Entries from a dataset

========================

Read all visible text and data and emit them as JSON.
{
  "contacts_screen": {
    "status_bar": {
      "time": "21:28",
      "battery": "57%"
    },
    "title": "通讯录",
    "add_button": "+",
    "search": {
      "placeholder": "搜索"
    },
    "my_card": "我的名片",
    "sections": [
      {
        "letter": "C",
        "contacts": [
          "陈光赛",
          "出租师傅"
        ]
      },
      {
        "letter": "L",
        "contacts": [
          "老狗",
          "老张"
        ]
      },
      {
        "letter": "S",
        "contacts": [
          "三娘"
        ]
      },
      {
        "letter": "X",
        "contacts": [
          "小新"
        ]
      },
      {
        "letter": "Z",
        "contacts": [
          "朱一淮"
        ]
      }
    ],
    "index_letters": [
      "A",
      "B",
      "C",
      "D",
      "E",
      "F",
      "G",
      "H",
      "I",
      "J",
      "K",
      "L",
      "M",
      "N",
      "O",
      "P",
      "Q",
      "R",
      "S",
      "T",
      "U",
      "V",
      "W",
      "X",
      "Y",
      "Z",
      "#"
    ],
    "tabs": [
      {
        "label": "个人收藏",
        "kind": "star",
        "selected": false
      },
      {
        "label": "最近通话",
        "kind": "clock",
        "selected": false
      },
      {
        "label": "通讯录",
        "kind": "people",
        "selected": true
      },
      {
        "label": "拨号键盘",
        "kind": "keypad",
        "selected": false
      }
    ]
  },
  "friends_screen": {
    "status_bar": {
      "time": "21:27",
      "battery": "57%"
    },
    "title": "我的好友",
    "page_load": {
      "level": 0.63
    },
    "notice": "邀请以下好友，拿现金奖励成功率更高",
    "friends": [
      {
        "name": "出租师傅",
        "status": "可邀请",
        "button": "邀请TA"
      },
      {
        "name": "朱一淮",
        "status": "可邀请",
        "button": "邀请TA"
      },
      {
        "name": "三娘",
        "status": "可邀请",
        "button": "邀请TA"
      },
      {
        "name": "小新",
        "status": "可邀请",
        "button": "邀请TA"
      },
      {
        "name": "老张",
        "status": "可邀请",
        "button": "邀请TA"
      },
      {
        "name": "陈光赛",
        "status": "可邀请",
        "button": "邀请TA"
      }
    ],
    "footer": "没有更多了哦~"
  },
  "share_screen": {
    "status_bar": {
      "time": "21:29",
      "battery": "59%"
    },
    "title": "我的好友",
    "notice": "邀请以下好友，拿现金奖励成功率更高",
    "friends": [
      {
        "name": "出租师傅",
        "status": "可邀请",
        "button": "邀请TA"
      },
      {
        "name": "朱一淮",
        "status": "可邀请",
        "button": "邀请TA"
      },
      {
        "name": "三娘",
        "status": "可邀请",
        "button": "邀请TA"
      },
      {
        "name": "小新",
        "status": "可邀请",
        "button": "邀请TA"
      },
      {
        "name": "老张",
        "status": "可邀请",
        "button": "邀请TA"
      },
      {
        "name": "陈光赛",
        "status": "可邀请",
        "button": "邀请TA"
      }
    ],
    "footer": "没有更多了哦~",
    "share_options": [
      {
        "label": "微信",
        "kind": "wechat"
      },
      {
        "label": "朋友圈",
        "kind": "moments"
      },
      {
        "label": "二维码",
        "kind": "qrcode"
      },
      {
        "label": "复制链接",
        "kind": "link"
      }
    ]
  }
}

========================

Direction =
Copy each line of the records above that carries the word "label".

Full output =
        "label": "个人收藏",
        "label": "最近通话",
        "label": "通讯录",
        "label": "拨号键盘",
        "label": "微信",
        "label": "朋友圈",
        "label": "二维码",
        "label": "复制链接",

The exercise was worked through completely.